■ **REQUIRED ACTIONS**
a. List every email address that appears in the email about the Flink node's IO wait spike below.
b. Continue the email about the Flink node's IO wait spike below, picking up after its final sentence.

■ **ARTICLE**
--------------------------------

To: Chesnay Schepler <chesnay@apache.org>
Cc: Zhijiang <wangzhijiang999@aliyun.com>, user <user@flink.apache.org>
Content-Type: multipart/alternative; boundary="00000000000054fbc5059b5b4c9c"

--00000000000054fbc5059b5b4c9c
Content-Type: text/plain; charset="UTF-8"

It seems to have happened again... Here is a screen shot of the system
metrics for that day on that particular node....

https://www.dropbox.com/s/iudn7z2fvvy7vb8/flink-node.png?dl=0


On Fri, 3 Jan 2020 at 12:19, John Smith <java.dev.mtl@gmail.com> wrote:

> Well there was this huge IO wait like over 140% spike. IO wait rose slowly
> for couple hours then at some time it spiked at 140% and then after IO wait
> dropped back to "normal" the CPU 1min 5min 15min spiked to like 3 times the
> number of cores for a bit.

--------------------------------

■ **RAW DATA**
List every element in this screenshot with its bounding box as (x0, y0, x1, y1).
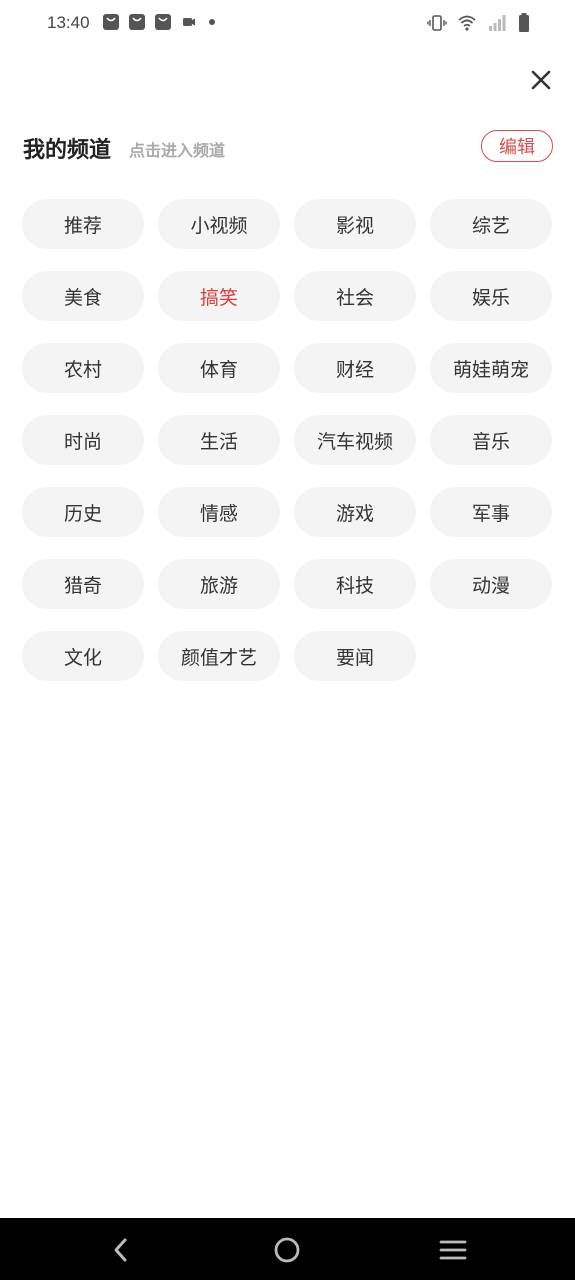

--------------------------------

■ **RESULTS FOR THE EXERCISE**
a.
chesnay@apache.org
wangzhijiang999@aliyun.com
user@flink.apache.org
java.dev.mtl@gmail.com

b.
>
> We where at "peek" operation. I.e we where running a batch job when this
> hapenned. On average operation the "business" requests per second from our
> services is about 15 RPS when we do batches we can hit 600 RPS for a few
> hours and then back down. Each business request underneath does a few round
> trips back and forth between Kafka, cache systems Flink, DBs etc... So
> Flink jobs are a subset of some parts of that 600 RPS.
>
> On Flink side we 3 task managers of 4 cores 8GB which are configured as 8
> slots, 5.4GB JVM, 3.77GB flink managed mem per task manager. We have 8 jobs
> and 9 slots free. So the cluster isn't full yet. But we do see one node is
> full.
>
> We use disk FS state (backed by GlusterFS) not rocks DB. We had enabled 5
> second checkpointing for 6 of the jobs... So just wondering if that was
> possibly the reason for the IO wait... But regardless of the RPS mentioned
> above the jobs will always checkpoint every 5 seconds... I had the chance
> to increase checkpointing for a few of the jobs before the holidays. I am
> back on Monday...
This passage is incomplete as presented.